(Data entries)
────────────────

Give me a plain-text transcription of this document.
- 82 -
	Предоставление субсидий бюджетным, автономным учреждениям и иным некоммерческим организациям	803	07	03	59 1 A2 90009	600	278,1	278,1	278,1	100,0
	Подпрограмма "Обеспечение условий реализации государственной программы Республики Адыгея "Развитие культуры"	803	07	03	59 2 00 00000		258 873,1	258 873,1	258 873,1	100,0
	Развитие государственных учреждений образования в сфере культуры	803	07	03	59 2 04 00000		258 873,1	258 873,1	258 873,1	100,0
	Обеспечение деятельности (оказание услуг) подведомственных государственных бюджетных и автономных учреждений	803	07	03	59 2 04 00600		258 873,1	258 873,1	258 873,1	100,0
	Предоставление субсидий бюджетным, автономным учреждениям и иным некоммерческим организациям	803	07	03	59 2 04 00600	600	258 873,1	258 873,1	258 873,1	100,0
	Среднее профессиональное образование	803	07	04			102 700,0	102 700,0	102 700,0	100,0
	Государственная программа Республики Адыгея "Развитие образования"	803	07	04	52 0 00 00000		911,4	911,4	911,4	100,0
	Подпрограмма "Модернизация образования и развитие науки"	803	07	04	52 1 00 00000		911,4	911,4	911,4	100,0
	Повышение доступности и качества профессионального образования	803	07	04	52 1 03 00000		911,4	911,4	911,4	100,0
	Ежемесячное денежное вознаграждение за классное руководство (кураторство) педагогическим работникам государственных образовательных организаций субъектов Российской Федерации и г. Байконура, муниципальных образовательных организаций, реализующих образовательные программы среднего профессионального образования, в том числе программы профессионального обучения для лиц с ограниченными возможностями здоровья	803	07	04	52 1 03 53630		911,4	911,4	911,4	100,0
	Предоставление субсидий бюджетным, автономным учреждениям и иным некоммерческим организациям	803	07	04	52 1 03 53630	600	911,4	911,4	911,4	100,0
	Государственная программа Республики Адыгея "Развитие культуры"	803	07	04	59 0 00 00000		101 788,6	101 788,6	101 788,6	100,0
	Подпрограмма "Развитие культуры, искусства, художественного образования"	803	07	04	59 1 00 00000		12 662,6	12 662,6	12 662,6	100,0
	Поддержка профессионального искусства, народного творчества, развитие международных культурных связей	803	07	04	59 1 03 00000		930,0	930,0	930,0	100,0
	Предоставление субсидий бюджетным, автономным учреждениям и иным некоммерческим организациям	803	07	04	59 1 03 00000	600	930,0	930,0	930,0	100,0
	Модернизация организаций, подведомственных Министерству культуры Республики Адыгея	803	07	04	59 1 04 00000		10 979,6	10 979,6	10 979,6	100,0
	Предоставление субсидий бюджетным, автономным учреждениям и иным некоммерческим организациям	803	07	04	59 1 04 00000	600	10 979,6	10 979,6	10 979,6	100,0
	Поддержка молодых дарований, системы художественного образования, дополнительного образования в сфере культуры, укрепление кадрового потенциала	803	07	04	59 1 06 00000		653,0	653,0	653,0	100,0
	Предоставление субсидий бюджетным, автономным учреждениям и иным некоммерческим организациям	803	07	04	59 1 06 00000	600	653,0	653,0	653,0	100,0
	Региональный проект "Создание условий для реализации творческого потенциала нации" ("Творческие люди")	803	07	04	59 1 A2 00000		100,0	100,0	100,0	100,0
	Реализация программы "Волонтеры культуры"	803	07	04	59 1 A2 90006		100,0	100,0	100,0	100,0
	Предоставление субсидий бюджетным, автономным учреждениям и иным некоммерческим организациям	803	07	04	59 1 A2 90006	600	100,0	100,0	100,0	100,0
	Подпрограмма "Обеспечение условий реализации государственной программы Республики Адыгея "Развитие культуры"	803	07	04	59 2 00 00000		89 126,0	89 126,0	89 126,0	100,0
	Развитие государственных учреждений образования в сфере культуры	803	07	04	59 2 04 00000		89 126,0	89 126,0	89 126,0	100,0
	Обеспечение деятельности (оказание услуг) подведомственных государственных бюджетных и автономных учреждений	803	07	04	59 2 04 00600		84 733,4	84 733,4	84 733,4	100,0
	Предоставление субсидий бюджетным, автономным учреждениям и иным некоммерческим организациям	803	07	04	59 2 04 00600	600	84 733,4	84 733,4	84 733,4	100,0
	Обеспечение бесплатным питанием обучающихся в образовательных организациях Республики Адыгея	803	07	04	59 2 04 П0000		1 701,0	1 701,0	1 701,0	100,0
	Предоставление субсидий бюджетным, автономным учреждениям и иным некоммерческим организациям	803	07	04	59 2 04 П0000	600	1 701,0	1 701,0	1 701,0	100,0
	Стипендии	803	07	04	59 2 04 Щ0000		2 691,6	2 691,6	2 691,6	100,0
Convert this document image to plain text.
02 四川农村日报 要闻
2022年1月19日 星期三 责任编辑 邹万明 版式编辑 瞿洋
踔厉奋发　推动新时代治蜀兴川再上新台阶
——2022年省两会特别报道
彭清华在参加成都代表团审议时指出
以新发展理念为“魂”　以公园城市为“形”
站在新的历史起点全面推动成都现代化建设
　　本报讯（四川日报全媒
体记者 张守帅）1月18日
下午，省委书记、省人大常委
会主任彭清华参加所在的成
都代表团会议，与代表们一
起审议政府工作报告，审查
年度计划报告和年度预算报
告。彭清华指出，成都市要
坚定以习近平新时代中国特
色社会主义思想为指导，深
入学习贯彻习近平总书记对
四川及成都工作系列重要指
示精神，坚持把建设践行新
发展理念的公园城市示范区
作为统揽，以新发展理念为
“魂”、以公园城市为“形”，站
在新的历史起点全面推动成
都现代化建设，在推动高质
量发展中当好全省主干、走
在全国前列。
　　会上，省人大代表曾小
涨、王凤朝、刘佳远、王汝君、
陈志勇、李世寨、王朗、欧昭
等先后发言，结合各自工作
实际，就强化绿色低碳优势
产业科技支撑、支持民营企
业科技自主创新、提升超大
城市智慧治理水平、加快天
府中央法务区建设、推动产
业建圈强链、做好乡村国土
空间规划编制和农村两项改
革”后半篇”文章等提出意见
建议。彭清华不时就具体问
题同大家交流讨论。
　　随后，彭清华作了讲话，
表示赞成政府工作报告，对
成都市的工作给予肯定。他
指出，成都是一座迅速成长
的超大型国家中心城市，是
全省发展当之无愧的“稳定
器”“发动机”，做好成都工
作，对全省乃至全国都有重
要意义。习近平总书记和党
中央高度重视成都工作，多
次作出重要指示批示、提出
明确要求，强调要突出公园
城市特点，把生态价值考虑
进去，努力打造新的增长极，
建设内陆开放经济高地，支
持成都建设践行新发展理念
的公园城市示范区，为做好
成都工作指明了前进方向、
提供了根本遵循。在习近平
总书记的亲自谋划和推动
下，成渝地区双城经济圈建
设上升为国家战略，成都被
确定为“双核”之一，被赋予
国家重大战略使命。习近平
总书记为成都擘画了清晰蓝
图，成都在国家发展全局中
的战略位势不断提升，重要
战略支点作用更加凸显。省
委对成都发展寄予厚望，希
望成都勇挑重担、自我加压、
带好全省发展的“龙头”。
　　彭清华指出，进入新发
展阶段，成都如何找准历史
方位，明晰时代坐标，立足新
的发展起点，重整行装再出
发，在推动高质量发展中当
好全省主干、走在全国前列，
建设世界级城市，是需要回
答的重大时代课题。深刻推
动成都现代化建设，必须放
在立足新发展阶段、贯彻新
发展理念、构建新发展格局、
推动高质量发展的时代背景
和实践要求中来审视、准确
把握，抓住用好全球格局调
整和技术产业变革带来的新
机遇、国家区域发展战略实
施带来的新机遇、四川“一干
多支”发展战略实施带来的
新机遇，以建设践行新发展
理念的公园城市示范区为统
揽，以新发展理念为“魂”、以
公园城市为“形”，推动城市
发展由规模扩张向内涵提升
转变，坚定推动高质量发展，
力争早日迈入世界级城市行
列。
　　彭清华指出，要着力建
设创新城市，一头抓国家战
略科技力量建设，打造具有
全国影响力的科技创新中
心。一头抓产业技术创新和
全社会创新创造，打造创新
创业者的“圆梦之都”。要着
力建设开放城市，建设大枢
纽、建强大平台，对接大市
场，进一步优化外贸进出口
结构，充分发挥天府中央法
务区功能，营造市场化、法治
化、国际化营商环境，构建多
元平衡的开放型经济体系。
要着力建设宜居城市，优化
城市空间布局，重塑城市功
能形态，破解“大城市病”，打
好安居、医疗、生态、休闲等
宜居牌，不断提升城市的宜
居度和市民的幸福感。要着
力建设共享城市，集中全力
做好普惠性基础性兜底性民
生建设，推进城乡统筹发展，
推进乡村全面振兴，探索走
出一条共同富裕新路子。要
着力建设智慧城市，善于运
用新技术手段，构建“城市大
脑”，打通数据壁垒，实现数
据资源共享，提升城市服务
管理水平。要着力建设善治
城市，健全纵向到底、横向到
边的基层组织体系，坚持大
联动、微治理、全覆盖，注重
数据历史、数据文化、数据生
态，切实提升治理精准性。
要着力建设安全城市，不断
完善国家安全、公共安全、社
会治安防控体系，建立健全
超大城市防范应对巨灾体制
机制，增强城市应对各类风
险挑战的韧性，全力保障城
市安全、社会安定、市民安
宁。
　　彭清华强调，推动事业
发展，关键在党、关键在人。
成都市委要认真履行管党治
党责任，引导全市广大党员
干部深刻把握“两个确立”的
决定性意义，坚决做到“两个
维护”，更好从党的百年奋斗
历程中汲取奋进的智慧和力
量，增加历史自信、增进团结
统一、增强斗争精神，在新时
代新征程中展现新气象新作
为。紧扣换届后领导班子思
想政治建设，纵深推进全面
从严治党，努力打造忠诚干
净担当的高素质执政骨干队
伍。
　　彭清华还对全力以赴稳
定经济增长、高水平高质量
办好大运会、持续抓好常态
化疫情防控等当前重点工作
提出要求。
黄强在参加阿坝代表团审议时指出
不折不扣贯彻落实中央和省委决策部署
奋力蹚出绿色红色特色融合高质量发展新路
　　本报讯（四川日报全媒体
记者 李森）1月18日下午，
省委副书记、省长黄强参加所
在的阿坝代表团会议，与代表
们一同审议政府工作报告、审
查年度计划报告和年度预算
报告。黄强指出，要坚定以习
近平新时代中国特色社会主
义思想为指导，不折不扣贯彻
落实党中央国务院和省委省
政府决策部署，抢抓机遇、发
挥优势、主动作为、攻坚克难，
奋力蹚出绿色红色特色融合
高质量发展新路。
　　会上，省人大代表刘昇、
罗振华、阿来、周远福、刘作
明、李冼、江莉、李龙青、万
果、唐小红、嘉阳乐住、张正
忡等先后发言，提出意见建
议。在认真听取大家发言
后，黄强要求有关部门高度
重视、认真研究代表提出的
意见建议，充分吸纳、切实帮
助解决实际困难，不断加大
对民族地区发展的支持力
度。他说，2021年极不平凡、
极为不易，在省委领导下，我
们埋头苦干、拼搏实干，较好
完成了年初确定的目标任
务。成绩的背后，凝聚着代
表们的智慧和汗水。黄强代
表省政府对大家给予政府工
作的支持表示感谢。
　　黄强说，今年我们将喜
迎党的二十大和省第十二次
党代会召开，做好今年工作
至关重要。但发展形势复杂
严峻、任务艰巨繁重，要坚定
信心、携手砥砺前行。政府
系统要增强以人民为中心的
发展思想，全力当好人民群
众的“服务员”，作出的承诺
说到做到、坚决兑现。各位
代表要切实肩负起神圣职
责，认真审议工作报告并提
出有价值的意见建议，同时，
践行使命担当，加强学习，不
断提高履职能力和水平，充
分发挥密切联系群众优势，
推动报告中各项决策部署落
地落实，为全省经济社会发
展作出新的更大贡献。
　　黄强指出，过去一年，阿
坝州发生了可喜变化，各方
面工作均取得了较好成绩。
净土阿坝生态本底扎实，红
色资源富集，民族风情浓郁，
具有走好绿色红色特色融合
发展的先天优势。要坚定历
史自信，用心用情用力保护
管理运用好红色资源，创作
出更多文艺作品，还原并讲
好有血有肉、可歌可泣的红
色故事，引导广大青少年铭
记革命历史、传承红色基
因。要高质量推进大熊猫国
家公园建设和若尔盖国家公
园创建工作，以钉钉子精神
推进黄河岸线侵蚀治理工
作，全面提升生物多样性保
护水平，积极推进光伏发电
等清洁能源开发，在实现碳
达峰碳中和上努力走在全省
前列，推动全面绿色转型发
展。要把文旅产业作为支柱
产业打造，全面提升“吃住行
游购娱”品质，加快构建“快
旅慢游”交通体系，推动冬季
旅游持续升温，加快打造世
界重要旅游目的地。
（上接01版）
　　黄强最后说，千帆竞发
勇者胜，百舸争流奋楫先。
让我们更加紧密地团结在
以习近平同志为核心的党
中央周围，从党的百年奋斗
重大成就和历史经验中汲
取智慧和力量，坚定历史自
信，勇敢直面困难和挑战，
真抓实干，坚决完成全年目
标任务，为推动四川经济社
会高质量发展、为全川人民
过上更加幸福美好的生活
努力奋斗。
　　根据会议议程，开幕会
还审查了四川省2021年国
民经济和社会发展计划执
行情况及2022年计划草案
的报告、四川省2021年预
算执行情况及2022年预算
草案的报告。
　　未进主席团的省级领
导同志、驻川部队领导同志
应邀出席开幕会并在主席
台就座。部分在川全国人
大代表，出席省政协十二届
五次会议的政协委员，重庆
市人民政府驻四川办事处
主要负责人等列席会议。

────────────────

# SET PROBLEM
In the records above, locate every line with the string "программы" and copy it.

# SOLUTION TO THIS PROBLEM
	Подпрограмма "Обеспечение условий реализации государственной программы Республики Адыгея "Развитие культуры"	803	07	03	59 2 00 00000		258 873,1	258 873,1	258 873,1	100,0
	Ежемесячное денежное вознаграждение за классное руководство (кураторство) педагогическим работникам государственных образовательных организаций субъектов Российской Федерации и г. Байконура, муниципальных образовательных организаций, реализующих образовательные программы среднего профессионального образования, в том числе программы профессионального обучения для лиц с ограниченными возможностями здоровья	803	07	04	52 1 03 53630		911,4	911,4	911,4	100,0
	Реализация программы "Волонтеры культуры"	803	07	04	59 1 A2 90006		100,0	100,0	100,0	100,0
	Подпрограмма "Обеспечение условий реализации государственной программы Республики Адыгея "Развитие культуры"	803	07	04	59 2 00 00000		89 126,0	89 126,0	89 126,0	100,0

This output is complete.